SOURCE DATA:
** START **
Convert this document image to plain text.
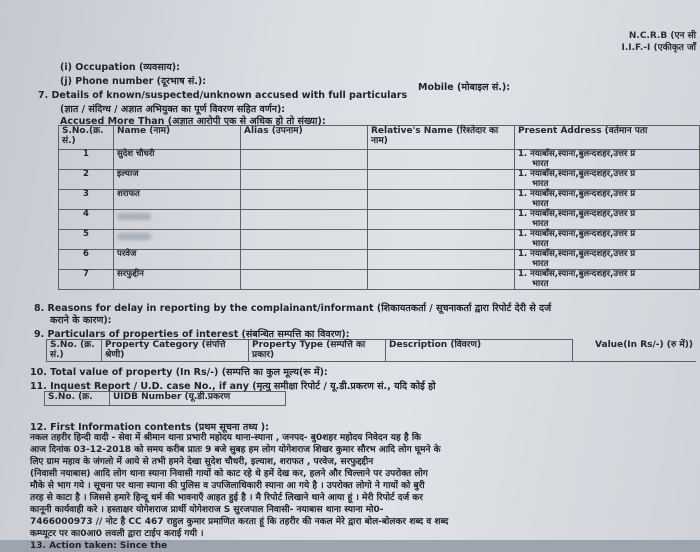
N.C.R.B (एन सी
I.I.F.-I (एकीकृत जाँ
(i) Occupation (व्यवसाय):
(j) Phone number (दूरभाष सं.):
Mobile (मोबाइल सं.):
7. Details of known/suspected/unknown accused with full particulars
(ज्ञात / संदिग्ध / अज्ञात अभियुक्त का पूर्ण विवरण सहित वर्णन):
Accused More Than (अज्ञात आरोपी एक से अधिक हो तो संख्या):
S.No.(क्र. सं.)	Name (नाम)	Alias (उपनाम)	Relative's Name (रिश्तेदार का नाम)	Present Address (वर्तमान पता
1	सुदेश चौधरी			1. नयाबाँस,स्याना,बुलन्दशहर,उत्तर प्र
भारत

2	इल्याज			1. नयाबाँस,स्याना,बुलन्दशहर,उत्तर प्र
भारत

3	शराफत			1. नयाबाँस,स्याना,बुलन्दशहर,उत्तर प्र
भारत

4				1. नयाबाँस,स्याना,बुलन्दशहर,उत्तर प्र
भारत

5				1. नयाबाँस,स्याना,बुलन्दशहर,उत्तर प्र
भारत

6	परवेज			1. नयाबाँस,स्याना,बुलन्दशहर,उत्तर प्र
भारत

7	सरफुद्दीन			1. नयाबाँस,स्याना,बुलन्दशहर,उत्तर प्र
भारत
8. Reasons for delay in reporting by the complainant/informant (शिकायतकर्ता / सूचनाकर्ता द्वारा रिपोर्ट देरी से दर्ज
कराने के कारण):
9. Particulars of properties of interest (संबन्धित सम्पत्ति का विवरण):
S.No. (क्र. सं.)	Property Category (संपत्ति श्रेणी)	Property Type (सम्पत्ति का प्रकार)	Description (विवरण)	Value(In Rs/-) (रु में))
10. Total value of property (In Rs/-) (सम्पत्ति का कुल मूल्य(रू में):
11. Inquest Report / U.D. case No., if any (मृत्यु समीक्षा रिपोर्ट / यू.डी.प्रकरण सं., यदि कोई हो
S.No. (क्र.	UIDB Number (यू.डी.प्रकरण
12. First Information contents (प्रथम सूचना तथ्य ):
नकल तहरीर हिन्दी वादी - सेवा में श्रीमान थाना प्रभारी महोदय थाना-स्याना , जनपद- बु0शहर महोदय निवेदन यह है कि
आज दिनांक 03-12-2018 को समय करीब प्रातः 9 बजे सुबह हम लोग योगेशराज शिखर कुमार सौरभ आदि लोग घूमने के
लिए ग्राम महाव के जंगलो में आये से तभी हमने देखा सुदेश चौधरी, इल्याश, शराफत , परवेज, सरफुद्दद्दीन
(निवासी नयाबास) आदि लोग थाना स्याना निवासी गायों को काट रहे थे हमें देख कर, हलने और चिल्लाने पर उपरोक्त लोग
मौके से भाग गये । सूचना पर थाना स्याना की पुलिस व उपजिलाधिकारी स्याना आ गये है । उपरोक्त लोगो ने गायों को बुरी
तरह से काटा है । जिससे हमारे हिन्दू धर्म की भावनाएँ आहत हुई है । मै रिपोर्ट लिखाने थाने आया हूं । मेरी रिपोर्ट दर्ज कर
कानूनी कार्यवाही करे । हस्ताक्षर योगेशराज प्रार्थी योगेशराज S सुरजपाल निवासी- नयाबास थाना स्याना मो0-
7466000973 // नोट है CC 467 राहुल कुमार प्रमाणित करता हूं कि तहरीर की नकल मेरे द्वारा बोल-बोलकर शब्द व शब्द
कम्प्यूटर पर का0आ0 लवली द्वारा टाईप कराई गयी ।
13. Action taken: Since the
** END **
REQUIREMENT: Pick out the lines that contain "रकरण" and copy them.

WRITTEN RESPONSE:
11. Inquest Report / U.D. case No., if any (मृत्यु समीक्षा रिपोर्ट / यू.डी.प्रकरण सं., यदि कोई हो
S.No. (क्र.	UIDB Number (यू.डी.प्रकरण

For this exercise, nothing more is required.